#### SET PROBLEM:
In the entries that follow, how many lines contain the word "Local"? Answer with the number only.

#### INPUT FOR THIS TASK:
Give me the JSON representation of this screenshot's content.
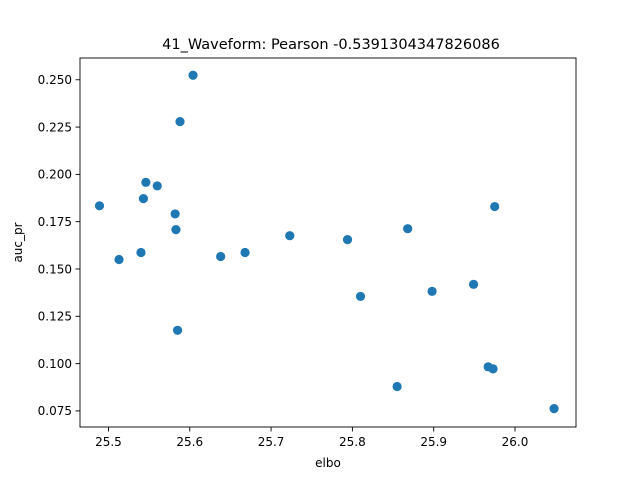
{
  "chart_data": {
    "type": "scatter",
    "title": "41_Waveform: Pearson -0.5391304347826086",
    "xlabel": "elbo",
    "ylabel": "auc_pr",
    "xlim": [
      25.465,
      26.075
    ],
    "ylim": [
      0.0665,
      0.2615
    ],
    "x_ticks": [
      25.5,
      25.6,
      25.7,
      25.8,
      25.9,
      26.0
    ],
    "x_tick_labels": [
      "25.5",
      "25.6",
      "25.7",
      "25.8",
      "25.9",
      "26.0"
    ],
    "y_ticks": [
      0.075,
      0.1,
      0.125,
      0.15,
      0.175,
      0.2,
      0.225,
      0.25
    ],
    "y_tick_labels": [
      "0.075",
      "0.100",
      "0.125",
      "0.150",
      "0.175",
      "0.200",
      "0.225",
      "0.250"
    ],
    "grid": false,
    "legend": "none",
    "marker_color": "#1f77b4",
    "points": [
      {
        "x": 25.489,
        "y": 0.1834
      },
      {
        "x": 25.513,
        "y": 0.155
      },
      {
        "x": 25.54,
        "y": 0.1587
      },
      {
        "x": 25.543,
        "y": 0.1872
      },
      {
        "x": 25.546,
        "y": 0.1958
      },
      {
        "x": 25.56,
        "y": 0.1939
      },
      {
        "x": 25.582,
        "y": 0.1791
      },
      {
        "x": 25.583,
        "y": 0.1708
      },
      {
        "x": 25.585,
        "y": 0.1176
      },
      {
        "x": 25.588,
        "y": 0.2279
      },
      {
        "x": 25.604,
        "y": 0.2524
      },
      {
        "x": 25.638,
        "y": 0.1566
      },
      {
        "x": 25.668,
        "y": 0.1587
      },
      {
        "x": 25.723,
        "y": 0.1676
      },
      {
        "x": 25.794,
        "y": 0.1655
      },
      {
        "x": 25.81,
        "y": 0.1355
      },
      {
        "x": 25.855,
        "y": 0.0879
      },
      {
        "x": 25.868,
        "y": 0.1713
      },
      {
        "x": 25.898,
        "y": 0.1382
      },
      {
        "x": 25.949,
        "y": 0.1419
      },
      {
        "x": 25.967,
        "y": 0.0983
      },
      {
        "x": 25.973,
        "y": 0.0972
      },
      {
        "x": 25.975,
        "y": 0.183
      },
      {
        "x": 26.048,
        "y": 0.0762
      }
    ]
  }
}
...
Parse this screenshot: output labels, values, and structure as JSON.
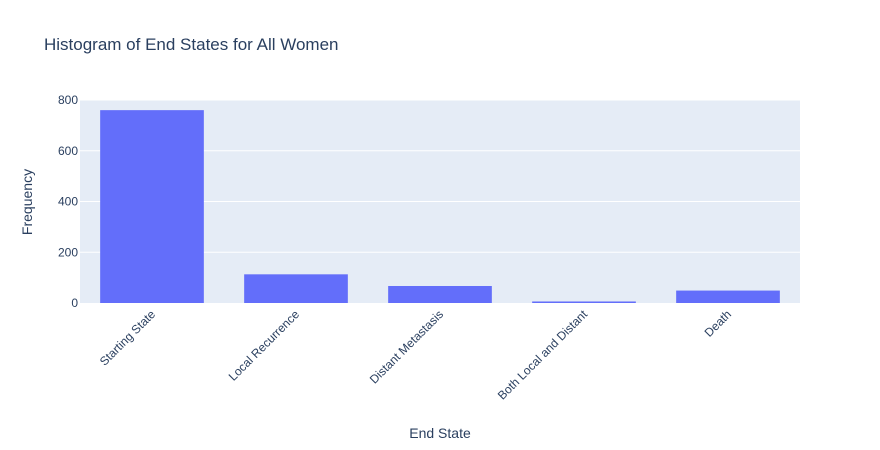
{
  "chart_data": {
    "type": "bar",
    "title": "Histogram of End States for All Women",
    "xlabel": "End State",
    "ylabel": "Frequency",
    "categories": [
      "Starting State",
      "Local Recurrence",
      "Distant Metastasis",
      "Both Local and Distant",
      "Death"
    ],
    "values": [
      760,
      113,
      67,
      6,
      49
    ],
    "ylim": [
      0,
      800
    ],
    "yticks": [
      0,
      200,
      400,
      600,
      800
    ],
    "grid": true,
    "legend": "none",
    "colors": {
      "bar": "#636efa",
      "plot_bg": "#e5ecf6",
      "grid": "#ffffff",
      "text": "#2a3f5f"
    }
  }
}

#### RESULT:
2